**Stored data**

>> Begin

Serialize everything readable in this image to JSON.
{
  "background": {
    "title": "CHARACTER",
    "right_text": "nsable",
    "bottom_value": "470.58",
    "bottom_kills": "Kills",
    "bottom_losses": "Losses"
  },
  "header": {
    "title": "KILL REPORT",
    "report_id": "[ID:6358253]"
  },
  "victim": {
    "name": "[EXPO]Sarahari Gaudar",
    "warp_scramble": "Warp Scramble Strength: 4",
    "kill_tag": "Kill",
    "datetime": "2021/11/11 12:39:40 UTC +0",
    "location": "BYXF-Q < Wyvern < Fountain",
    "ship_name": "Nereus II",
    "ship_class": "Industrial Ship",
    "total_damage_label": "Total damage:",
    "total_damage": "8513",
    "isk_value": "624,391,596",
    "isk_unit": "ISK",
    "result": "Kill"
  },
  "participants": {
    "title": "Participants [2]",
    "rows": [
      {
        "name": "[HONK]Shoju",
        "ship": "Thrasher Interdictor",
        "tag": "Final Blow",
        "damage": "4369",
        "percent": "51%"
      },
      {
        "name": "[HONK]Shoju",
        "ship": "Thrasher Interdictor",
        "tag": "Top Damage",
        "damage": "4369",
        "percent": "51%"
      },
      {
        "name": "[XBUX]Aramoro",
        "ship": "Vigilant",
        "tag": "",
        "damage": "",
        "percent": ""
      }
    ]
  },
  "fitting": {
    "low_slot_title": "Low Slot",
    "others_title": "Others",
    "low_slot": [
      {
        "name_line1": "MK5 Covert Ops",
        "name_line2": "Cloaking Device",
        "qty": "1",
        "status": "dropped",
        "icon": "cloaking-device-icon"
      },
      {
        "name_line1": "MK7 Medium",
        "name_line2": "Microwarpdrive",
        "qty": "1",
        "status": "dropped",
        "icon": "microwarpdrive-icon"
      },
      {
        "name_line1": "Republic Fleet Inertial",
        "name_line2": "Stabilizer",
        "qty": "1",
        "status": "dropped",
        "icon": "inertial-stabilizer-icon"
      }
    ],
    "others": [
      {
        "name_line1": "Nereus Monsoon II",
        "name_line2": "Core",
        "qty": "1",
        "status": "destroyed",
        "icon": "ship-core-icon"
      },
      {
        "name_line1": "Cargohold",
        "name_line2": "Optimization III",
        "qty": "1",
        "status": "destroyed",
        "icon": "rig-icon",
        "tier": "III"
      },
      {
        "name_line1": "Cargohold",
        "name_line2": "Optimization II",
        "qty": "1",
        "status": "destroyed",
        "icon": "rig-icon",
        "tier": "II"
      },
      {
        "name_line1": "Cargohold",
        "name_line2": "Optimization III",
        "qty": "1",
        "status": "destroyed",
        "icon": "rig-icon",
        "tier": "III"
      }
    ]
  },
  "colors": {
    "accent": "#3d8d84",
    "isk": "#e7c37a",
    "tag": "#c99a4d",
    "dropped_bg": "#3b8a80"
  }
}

>> End

Copy out each record exactly as given, omitting none.

**Response**
Serialize everything readable in this image to JSON.
{
  "background": {
    "title": "CHARACTER",
    "right_text": "nsable",
    "bottom_value": "470.58",
    "bottom_kills": "Kills",
    "bottom_losses": "Losses"
  },
  "header": {
    "title": "KILL REPORT",
    "report_id": "[ID:6358253]"
  },
  "victim": {
    "name": "[EXPO]Sarahari Gaudar",
    "warp_scramble": "Warp Scramble Strength: 4",
    "kill_tag": "Kill",
    "datetime": "2021/11/11 12:39:40 UTC +0",
    "location": "BYXF-Q < Wyvern < Fountain",
    "ship_name": "Nereus II",
    "ship_class": "Industrial Ship",
    "total_damage_label": "Total damage:",
    "total_damage": "8513",
    "isk_value": "624,391,596",
    "isk_unit": "ISK",
    "result": "Kill"
  },
  "participants": {
    "title": "Participants [2]",
    "rows": [
      {
        "name": "[HONK]Shoju",
        "ship": "Thrasher Interdictor",
        "tag": "Final Blow",
        "damage": "4369",
        "percent": "51%"
      },
      {
        "name": "[HONK]Shoju",
        "ship": "Thrasher Interdictor",
        "tag": "Top Damage",
        "damage": "4369",
        "percent": "51%"
      },
      {
        "name": "[XBUX]Aramoro",
        "ship": "Vigilant",
        "tag": "",
        "damage": "",
        "percent": ""
      }
    ]
  },
  "fitting": {
    "low_slot_title": "Low Slot",
    "others_title": "Others",
    "low_slot": [
      {
        "name_line1": "MK5 Covert Ops",
        "name_line2": "Cloaking Device",
        "qty": "1",
        "status": "dropped",
        "icon": "cloaking-device-icon"
      },
      {
        "name_line1": "MK7 Medium",
        "name_line2": "Microwarpdrive",
        "qty": "1",
        "status": "dropped",
        "icon": "microwarpdrive-icon"
      },
      {
        "name_line1": "Republic Fleet Inertial",
        "name_line2": "Stabilizer",
        "qty": "1",
        "status": "dropped",
        "icon": "inertial-stabilizer-icon"
      }
    ],
    "others": [
      {
        "name_line1": "Nereus Monsoon II",
        "name_line2": "Core",
        "qty": "1",
        "status": "destroyed",
        "icon": "ship-core-icon"
      },
      {
        "name_line1": "Cargohold",
        "name_line2": "Optimization III",
        "qty": "1",
        "status": "destroyed",
        "icon": "rig-icon",
        "tier": "III"
      },
      {
        "name_line1": "Cargohold",
        "name_line2": "Optimization II",
        "qty": "1",
        "status": "destroyed",
        "icon": "rig-icon",
        "tier": "II"
      },
      {
        "name_line1": "Cargohold",
        "name_line2": "Optimization III",
        "qty": "1",
        "status": "destroyed",
        "icon": "rig-icon",
        "tier": "III"
      }
    ]
  },
  "colors": {
    "accent": "#3d8d84",
    "isk": "#e7c37a",
    "tag": "#c99a4d",
    "dropped_bg": "#3b8a80"
  }
}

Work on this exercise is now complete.